Records to use -
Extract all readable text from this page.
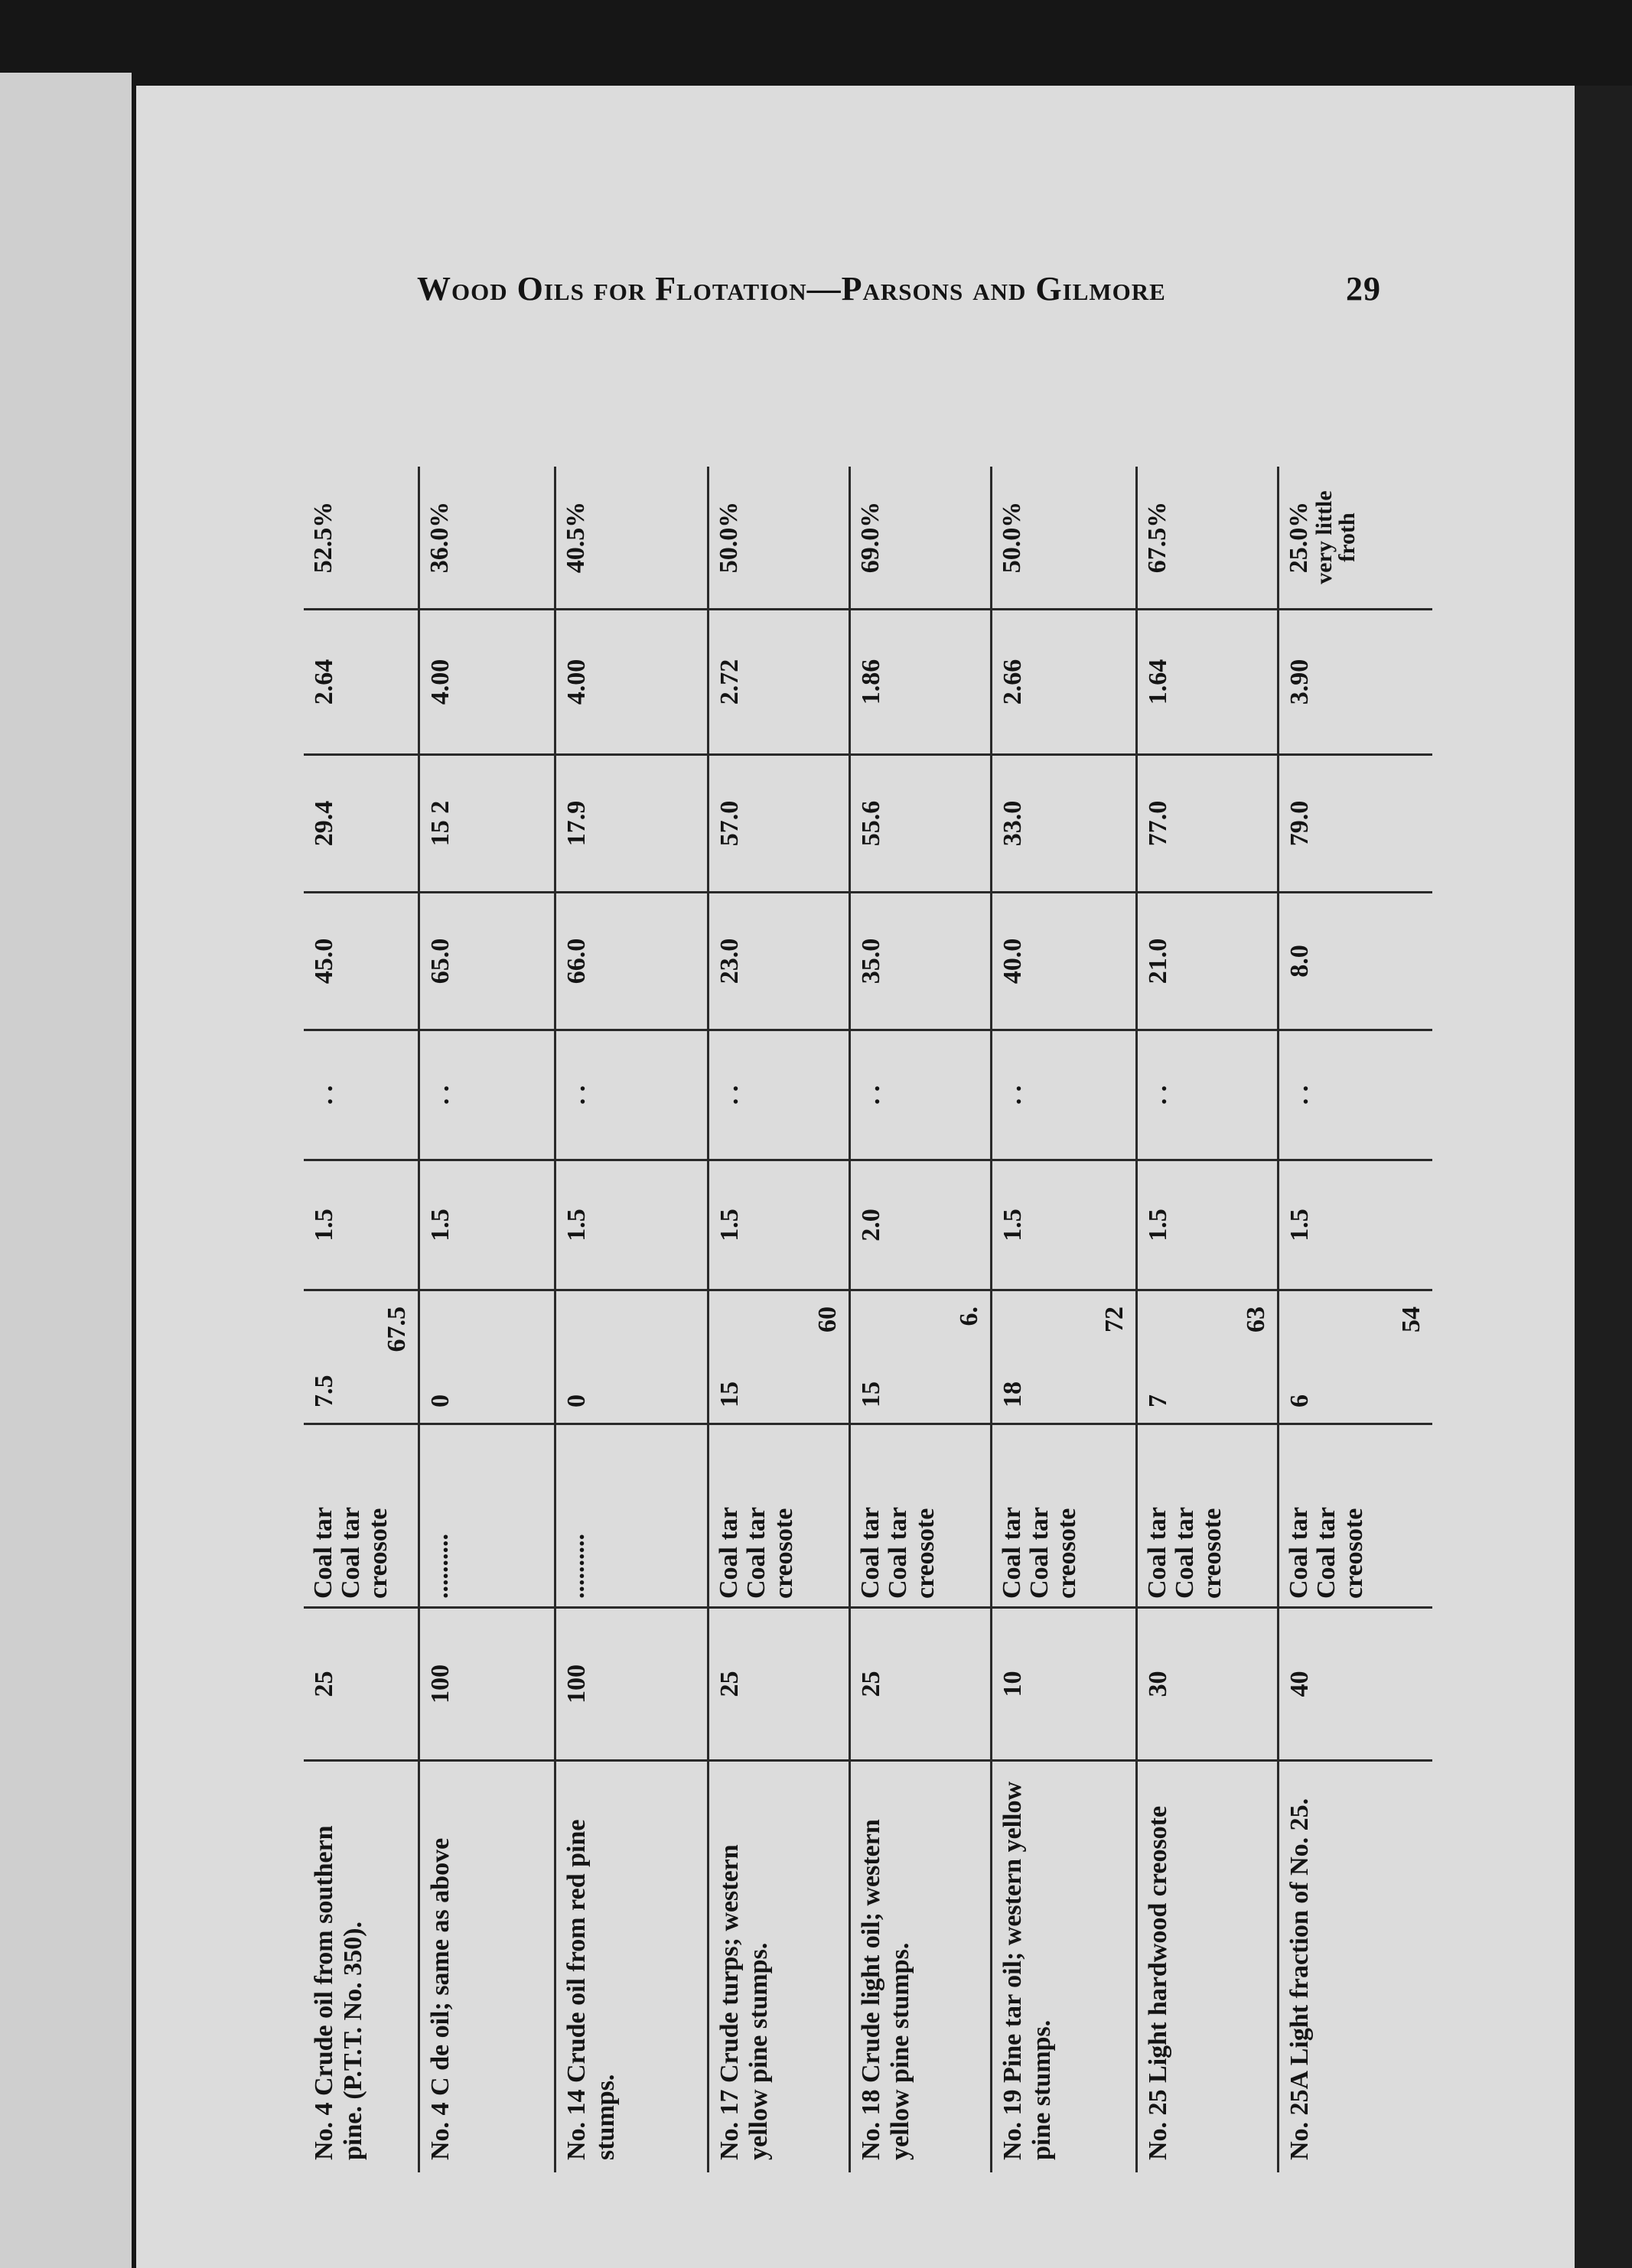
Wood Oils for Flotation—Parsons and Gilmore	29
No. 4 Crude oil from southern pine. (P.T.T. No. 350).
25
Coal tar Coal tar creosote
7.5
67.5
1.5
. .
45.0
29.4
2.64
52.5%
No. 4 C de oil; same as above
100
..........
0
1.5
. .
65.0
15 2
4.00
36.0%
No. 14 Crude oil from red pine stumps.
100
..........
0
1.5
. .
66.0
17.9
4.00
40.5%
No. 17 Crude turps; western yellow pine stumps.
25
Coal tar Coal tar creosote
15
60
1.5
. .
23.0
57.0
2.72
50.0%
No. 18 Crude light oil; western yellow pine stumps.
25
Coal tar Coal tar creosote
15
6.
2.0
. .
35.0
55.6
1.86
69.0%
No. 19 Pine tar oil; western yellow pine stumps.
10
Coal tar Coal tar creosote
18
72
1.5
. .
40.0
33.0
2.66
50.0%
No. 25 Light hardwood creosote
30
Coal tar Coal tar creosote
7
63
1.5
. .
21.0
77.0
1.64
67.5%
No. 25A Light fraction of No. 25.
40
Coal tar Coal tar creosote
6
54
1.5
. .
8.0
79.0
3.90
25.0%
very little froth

Task description -
Omit every image. Quote each record exactly.

Written answer -
Extract all readable text from this page.
Wood Oils for Flotation—Parsons and Gilmore	29
No. 4 Crude oil from southern pine. (P.T.T. No. 350).
25
Coal tar Coal tar creosote
7.5
67.5
1.5
. .
45.0
29.4
2.64
52.5%
No. 4 C de oil; same as above
100
..........
0
1.5
. .
65.0
15 2
4.00
36.0%
No. 14 Crude oil from red pine stumps.
100
..........
0
1.5
. .
66.0
17.9
4.00
40.5%
No. 17 Crude turps; western yellow pine stumps.
25
Coal tar Coal tar creosote
15
60
1.5
. .
23.0
57.0
2.72
50.0%
No. 18 Crude light oil; western yellow pine stumps.
25
Coal tar Coal tar creosote
15
6.
2.0
. .
35.0
55.6
1.86
69.0%
No. 19 Pine tar oil; western yellow pine stumps.
10
Coal tar Coal tar creosote
18
72
1.5
. .
40.0
33.0
2.66
50.0%
No. 25 Light hardwood creosote
30
Coal tar Coal tar creosote
7
63
1.5
. .
21.0
77.0
1.64
67.5%
No. 25A Light fraction of No. 25.
40
Coal tar Coal tar creosote
6
54
1.5
. .
8.0
79.0
3.90
25.0%
very little froth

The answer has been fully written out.